EXERCISE BRIEF →
Write out each line exactly as it stands, please.

Records that describe figures →

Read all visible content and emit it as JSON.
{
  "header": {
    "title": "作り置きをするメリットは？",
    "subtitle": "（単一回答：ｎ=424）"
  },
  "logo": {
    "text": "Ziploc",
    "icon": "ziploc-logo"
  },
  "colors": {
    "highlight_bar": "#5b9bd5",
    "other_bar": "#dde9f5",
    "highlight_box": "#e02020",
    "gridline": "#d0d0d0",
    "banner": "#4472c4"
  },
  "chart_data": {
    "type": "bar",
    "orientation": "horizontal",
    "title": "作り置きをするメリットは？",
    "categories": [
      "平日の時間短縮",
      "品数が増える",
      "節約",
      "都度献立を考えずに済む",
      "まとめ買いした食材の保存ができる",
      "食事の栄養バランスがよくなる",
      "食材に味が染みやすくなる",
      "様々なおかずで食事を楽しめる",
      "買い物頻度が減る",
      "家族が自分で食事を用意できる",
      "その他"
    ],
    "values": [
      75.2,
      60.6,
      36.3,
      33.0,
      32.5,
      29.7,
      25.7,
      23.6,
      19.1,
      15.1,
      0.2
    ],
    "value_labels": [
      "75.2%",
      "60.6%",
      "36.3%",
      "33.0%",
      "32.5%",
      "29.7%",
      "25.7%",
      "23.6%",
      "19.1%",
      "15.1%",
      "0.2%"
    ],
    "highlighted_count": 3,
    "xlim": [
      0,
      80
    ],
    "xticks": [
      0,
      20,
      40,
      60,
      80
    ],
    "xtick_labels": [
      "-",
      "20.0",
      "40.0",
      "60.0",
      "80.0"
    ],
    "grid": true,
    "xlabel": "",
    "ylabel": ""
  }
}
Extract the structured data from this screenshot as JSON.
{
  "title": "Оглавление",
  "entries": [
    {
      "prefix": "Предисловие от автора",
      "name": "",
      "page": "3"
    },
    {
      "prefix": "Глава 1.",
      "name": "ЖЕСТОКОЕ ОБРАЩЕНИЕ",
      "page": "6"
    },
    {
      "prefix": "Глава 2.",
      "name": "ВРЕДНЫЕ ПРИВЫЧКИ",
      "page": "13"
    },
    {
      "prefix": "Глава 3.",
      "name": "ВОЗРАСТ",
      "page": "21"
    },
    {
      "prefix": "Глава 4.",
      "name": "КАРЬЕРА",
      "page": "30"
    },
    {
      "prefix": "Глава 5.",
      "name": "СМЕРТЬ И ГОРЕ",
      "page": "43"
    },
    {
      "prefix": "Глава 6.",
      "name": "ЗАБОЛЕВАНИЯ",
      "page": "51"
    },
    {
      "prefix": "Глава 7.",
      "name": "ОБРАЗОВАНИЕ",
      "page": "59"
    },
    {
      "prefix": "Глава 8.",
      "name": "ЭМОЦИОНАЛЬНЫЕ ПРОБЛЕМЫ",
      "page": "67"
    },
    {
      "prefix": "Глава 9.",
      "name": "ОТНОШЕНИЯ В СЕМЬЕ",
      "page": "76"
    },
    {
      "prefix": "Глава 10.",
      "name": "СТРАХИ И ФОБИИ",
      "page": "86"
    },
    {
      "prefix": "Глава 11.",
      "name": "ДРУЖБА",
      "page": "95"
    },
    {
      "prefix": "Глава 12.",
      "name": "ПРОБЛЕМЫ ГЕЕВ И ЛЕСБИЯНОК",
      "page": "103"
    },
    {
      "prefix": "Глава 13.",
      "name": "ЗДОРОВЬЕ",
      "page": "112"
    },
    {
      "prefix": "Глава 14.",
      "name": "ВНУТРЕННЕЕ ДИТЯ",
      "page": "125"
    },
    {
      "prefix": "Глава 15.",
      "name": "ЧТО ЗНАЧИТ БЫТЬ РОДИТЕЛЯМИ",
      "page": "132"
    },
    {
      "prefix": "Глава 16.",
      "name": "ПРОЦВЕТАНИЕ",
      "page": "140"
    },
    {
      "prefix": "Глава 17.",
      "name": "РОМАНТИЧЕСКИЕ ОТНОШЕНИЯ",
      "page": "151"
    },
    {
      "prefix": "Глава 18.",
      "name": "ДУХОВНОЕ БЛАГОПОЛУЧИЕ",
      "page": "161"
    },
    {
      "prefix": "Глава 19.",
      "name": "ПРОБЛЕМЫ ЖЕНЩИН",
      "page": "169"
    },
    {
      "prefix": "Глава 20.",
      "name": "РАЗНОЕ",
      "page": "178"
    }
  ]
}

EXERCISE SOLUTION →
Read all visible content and emit it as JSON.
{
  "header": {
    "title": "作り置きをするメリットは？",
    "subtitle": "（単一回答：ｎ=424）"
  },
  "logo": {
    "text": "Ziploc",
    "icon": "ziploc-logo"
  },
  "colors": {
    "highlight_bar": "#5b9bd5",
    "other_bar": "#dde9f5",
    "highlight_box": "#e02020",
    "gridline": "#d0d0d0",
    "banner": "#4472c4"
  },
  "chart_data": {
    "type": "bar",
    "orientation": "horizontal",
    "title": "作り置きをするメリットは？",
    "categories": [
      "平日の時間短縮",
      "品数が増える",
      "節約",
      "都度献立を考えずに済む",
      "まとめ買いした食材の保存ができる",
      "食事の栄養バランスがよくなる",
      "食材に味が染みやすくなる",
      "様々なおかずで食事を楽しめる",
      "買い物頻度が減る",
      "家族が自分で食事を用意できる",
      "その他"
    ],
    "values": [
      75.2,
      60.6,
      36.3,
      33.0,
      32.5,
      29.7,
      25.7,
      23.6,
      19.1,
      15.1,
      0.2
    ],
    "value_labels": [
      "75.2%",
      "60.6%",
      "36.3%",
      "33.0%",
      "32.5%",
      "29.7%",
      "25.7%",
      "23.6%",
      "19.1%",
      "15.1%",
      "0.2%"
    ],
    "highlighted_count": 3,
    "xlim": [
      0,
      80
    ],
    "xticks": [
      0,
      20,
      40,
      60,
      80
    ],
    "xtick_labels": [
      "-",
      "20.0",
      "40.0",
      "60.0",
      "80.0"
    ],
    "grid": true,
    "xlabel": "",
    "ylabel": ""
  }
}
Extract the structured data from this screenshot as JSON.
{
  "title": "Оглавление",
  "entries": [
    {
      "prefix": "Предисловие от автора",
      "name": "",
      "page": "3"
    },
    {
      "prefix": "Глава 1.",
      "name": "ЖЕСТОКОЕ ОБРАЩЕНИЕ",
      "page": "6"
    },
    {
      "prefix": "Глава 2.",
      "name": "ВРЕДНЫЕ ПРИВЫЧКИ",
      "page": "13"
    },
    {
      "prefix": "Глава 3.",
      "name": "ВОЗРАСТ",
      "page": "21"
    },
    {
      "prefix": "Глава 4.",
      "name": "КАРЬЕРА",
      "page": "30"
    },
    {
      "prefix": "Глава 5.",
      "name": "СМЕРТЬ И ГОРЕ",
      "page": "43"
    },
    {
      "prefix": "Глава 6.",
      "name": "ЗАБОЛЕВАНИЯ",
      "page": "51"
    },
    {
      "prefix": "Глава 7.",
      "name": "ОБРАЗОВАНИЕ",
      "page": "59"
    },
    {
      "prefix": "Глава 8.",
      "name": "ЭМОЦИОНАЛЬНЫЕ ПРОБЛЕМЫ",
      "page": "67"
    },
    {
      "prefix": "Глава 9.",
      "name": "ОТНОШЕНИЯ В СЕМЬЕ",
      "page": "76"
    },
    {
      "prefix": "Глава 10.",
      "name": "СТРАХИ И ФОБИИ",
      "page": "86"
    },
    {
      "prefix": "Глава 11.",
      "name": "ДРУЖБА",
      "page": "95"
    },
    {
      "prefix": "Глава 12.",
      "name": "ПРОБЛЕМЫ ГЕЕВ И ЛЕСБИЯНОК",
      "page": "103"
    },
    {
      "prefix": "Глава 13.",
      "name": "ЗДОРОВЬЕ",
      "page": "112"
    },
    {
      "prefix": "Глава 14.",
      "name": "ВНУТРЕННЕЕ ДИТЯ",
      "page": "125"
    },
    {
      "prefix": "Глава 15.",
      "name": "ЧТО ЗНАЧИТ БЫТЬ РОДИТЕЛЯМИ",
      "page": "132"
    },
    {
      "prefix": "Глава 16.",
      "name": "ПРОЦВЕТАНИЕ",
      "page": "140"
    },
    {
      "prefix": "Глава 17.",
      "name": "РОМАНТИЧЕСКИЕ ОТНОШЕНИЯ",
      "page": "151"
    },
    {
      "prefix": "Глава 18.",
      "name": "ДУХОВНОЕ БЛАГОПОЛУЧИЕ",
      "page": "161"
    },
    {
      "prefix": "Глава 19.",
      "name": "ПРОБЛЕМЫ ЖЕНЩИН",
      "page": "169"
    },
    {
      "prefix": "Глава 20.",
      "name": "РАЗНОЕ",
      "page": "178"
    }
  ]
}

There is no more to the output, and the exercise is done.